* begin *
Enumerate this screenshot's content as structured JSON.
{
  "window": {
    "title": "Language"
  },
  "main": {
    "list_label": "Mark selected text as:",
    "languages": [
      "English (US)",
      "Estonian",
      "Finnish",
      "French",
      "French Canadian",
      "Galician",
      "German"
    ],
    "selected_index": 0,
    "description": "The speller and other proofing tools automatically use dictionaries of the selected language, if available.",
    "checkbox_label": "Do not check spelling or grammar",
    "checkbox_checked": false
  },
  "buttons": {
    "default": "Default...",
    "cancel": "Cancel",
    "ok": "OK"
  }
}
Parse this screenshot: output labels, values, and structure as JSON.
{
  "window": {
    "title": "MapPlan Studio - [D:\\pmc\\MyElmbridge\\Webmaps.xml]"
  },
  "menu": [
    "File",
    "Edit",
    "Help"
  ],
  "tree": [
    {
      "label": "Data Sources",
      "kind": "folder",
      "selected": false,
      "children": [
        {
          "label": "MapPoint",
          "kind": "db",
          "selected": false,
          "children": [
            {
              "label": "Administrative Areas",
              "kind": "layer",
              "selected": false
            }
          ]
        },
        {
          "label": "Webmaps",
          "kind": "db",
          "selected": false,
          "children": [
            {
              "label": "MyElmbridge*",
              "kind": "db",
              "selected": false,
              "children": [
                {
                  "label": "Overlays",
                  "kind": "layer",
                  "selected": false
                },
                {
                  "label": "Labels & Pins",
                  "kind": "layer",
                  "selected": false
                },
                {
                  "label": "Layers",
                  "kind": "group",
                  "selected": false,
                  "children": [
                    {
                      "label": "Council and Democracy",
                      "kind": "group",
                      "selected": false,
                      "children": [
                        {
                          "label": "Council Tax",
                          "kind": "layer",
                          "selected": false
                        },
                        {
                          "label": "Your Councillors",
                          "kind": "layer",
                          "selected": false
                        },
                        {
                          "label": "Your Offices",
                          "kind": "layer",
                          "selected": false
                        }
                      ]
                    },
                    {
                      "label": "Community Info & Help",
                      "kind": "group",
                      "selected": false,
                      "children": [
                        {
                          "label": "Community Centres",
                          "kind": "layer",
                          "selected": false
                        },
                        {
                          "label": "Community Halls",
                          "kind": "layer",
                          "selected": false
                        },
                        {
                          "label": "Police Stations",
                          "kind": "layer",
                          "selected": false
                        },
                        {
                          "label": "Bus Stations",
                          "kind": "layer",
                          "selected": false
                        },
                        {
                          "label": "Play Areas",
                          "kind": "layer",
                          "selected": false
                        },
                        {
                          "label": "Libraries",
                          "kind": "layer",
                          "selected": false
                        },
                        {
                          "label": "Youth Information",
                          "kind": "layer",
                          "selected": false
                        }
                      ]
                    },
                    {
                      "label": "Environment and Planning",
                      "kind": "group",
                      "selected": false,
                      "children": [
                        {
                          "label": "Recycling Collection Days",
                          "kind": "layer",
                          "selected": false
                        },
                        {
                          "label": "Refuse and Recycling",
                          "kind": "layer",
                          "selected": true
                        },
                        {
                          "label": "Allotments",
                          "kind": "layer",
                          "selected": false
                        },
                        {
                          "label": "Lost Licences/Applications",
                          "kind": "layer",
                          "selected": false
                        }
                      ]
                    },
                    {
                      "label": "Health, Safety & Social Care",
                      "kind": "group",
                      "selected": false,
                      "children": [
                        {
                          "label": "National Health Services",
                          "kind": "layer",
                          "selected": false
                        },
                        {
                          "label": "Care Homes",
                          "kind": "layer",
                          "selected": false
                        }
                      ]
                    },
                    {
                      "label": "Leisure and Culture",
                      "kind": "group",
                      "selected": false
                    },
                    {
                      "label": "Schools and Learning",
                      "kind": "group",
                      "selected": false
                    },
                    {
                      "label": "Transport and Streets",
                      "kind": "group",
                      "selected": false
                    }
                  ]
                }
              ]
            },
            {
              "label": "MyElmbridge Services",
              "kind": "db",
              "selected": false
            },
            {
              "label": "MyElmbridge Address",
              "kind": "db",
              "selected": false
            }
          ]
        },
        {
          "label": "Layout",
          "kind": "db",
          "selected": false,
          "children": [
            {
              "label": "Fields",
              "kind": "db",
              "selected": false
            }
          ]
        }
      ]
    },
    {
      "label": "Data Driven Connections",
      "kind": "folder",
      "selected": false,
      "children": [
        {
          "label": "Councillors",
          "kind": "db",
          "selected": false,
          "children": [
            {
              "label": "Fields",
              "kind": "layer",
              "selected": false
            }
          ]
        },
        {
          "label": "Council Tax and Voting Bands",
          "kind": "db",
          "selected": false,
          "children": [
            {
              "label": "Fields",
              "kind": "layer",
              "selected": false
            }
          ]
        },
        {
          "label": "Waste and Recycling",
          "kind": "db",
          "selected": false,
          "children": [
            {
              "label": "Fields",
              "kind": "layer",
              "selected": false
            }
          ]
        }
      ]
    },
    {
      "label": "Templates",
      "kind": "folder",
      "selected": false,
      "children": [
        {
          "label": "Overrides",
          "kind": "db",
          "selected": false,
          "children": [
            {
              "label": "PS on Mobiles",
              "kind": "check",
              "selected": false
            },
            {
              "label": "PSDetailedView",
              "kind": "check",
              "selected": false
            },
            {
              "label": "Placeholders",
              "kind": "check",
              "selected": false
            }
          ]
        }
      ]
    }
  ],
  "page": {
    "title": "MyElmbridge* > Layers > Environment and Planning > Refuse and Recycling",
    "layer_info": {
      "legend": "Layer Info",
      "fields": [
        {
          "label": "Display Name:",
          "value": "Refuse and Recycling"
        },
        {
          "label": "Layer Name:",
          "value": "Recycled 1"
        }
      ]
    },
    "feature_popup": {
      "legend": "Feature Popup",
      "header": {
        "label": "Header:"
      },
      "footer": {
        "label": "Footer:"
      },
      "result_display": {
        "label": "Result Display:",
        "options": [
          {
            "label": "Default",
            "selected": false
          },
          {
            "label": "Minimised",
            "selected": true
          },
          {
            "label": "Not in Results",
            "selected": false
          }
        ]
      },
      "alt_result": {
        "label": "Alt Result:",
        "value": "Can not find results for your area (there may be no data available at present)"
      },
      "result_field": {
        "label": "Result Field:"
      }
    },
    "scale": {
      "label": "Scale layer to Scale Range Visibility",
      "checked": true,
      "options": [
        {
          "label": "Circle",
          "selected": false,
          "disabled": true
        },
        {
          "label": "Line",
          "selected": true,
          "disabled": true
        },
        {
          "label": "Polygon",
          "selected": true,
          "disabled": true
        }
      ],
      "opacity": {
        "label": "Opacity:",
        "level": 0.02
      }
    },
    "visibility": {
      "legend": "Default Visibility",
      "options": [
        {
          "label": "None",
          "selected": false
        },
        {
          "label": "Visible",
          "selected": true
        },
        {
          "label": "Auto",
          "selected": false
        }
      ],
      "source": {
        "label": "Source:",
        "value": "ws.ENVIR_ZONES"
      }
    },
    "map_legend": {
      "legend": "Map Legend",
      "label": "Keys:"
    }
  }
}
* end *
=== What the task requires ===
Pick out the lines containing the string "JSON".

=== Answer to the problem ===
Enumerate this screenshot's content as structured JSON.
Parse this screenshot: output labels, values, and structure as JSON.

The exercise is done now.